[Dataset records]

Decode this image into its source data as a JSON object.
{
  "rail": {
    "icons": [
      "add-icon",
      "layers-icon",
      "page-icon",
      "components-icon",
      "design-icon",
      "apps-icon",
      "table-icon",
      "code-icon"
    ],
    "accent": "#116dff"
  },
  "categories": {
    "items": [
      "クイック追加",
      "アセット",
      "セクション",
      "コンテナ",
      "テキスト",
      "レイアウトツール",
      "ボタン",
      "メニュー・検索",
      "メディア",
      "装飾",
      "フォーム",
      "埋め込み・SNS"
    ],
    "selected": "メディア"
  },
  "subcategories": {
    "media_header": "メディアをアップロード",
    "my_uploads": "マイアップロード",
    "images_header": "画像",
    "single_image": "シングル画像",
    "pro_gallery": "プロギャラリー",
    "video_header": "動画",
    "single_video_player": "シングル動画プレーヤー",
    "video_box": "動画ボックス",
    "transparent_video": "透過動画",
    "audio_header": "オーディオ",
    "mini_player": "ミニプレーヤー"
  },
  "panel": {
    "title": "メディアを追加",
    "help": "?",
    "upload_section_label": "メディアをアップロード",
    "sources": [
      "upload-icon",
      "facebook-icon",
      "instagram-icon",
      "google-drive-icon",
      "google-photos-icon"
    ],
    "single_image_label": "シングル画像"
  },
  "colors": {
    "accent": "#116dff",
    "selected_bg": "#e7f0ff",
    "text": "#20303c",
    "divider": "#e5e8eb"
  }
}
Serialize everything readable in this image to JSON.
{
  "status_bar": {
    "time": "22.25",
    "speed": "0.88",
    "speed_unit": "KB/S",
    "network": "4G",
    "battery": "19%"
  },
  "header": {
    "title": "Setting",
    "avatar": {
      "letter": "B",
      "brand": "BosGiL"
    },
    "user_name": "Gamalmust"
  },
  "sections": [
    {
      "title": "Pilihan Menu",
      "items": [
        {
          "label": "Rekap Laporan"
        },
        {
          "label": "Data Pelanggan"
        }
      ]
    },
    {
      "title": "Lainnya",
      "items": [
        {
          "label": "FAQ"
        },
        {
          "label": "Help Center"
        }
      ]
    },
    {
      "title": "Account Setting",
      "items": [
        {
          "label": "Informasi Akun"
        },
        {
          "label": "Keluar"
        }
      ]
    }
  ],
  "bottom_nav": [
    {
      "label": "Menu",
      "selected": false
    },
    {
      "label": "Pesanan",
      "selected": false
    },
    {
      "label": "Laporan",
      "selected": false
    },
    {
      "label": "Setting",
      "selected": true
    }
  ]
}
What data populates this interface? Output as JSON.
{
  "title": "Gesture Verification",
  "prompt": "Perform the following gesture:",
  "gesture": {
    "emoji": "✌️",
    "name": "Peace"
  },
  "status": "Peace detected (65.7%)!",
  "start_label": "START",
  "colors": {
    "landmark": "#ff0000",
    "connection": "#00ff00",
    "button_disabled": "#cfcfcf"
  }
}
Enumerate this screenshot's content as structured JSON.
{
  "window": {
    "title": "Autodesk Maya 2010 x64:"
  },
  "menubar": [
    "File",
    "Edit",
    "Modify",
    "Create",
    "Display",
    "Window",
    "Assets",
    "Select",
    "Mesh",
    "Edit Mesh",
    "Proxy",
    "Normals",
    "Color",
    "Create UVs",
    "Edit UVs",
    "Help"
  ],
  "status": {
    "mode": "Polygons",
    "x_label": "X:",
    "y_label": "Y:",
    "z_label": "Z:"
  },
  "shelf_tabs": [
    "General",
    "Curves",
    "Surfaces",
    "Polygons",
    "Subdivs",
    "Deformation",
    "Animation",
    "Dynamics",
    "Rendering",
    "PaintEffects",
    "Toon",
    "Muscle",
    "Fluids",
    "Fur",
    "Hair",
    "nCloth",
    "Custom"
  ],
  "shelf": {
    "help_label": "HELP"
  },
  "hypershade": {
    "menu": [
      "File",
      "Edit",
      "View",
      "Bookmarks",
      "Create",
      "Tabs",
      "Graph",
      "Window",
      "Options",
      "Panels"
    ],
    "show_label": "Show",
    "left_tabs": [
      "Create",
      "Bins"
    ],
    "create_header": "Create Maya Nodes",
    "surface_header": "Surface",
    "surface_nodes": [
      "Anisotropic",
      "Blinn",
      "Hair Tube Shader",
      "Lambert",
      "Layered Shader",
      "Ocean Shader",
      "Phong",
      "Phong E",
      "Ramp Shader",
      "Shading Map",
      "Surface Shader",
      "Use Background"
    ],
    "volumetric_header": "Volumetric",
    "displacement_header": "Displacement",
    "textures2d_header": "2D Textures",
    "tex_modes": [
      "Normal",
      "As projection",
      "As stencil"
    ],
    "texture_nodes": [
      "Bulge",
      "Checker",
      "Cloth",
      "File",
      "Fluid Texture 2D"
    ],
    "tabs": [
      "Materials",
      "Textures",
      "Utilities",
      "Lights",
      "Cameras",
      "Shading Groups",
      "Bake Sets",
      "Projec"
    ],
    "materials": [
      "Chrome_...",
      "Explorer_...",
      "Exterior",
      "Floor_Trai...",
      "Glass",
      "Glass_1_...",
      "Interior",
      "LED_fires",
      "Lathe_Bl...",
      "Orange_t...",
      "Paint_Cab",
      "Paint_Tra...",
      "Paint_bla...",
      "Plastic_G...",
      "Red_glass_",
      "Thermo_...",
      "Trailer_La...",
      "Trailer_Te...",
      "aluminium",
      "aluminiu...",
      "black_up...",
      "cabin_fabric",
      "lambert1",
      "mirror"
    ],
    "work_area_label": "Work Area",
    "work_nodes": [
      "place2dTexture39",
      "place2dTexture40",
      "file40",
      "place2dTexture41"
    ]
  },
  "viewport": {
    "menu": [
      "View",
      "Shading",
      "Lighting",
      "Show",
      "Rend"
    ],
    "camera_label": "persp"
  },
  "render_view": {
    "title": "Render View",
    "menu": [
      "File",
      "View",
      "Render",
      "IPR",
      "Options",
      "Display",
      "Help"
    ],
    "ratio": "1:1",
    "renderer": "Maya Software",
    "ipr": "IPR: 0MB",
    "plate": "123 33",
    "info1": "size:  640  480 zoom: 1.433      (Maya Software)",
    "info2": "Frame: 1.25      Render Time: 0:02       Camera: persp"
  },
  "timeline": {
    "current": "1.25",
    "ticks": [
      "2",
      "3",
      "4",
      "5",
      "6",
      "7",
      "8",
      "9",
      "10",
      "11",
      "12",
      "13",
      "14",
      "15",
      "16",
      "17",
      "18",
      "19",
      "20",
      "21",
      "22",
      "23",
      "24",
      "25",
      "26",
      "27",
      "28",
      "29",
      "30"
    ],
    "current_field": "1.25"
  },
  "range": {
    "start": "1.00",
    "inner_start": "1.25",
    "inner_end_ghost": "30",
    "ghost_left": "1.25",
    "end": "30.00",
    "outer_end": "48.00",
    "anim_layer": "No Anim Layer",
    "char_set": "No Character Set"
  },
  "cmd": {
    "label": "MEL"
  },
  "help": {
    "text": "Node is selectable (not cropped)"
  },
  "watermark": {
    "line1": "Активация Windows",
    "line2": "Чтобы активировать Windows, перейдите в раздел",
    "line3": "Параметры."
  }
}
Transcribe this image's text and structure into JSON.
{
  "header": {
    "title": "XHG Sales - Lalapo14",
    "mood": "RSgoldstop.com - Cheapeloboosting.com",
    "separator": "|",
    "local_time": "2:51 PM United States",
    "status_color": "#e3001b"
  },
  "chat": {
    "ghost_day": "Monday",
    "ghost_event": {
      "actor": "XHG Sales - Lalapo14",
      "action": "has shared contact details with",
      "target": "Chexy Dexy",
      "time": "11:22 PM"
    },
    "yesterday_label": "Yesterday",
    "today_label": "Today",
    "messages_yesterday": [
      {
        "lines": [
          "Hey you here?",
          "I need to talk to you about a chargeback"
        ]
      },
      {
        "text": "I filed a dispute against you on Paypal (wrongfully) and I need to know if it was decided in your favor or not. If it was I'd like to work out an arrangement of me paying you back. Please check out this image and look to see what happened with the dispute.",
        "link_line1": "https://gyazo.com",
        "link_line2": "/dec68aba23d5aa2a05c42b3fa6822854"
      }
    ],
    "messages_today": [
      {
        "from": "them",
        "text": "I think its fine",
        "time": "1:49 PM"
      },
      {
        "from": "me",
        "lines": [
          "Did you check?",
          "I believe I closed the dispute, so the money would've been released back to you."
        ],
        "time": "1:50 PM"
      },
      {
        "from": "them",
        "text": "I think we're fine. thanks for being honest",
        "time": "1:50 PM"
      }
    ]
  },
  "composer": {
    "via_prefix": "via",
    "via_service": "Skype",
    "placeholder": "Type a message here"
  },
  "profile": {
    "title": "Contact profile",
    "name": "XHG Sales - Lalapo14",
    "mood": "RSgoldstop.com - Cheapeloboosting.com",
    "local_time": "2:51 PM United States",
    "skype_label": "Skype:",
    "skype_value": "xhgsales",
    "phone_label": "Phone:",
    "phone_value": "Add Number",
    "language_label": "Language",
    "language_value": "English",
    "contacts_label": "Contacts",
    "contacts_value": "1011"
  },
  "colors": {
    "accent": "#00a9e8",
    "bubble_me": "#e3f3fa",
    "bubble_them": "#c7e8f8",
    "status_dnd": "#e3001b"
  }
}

_WORK TO BE COMPLETED_.
Search the listing for the string "Peace". Copy each line where it turns up.

_RESPONSE BELOW_.
    "name": "Peace"
  "status": "Peace detected (65.7%)!",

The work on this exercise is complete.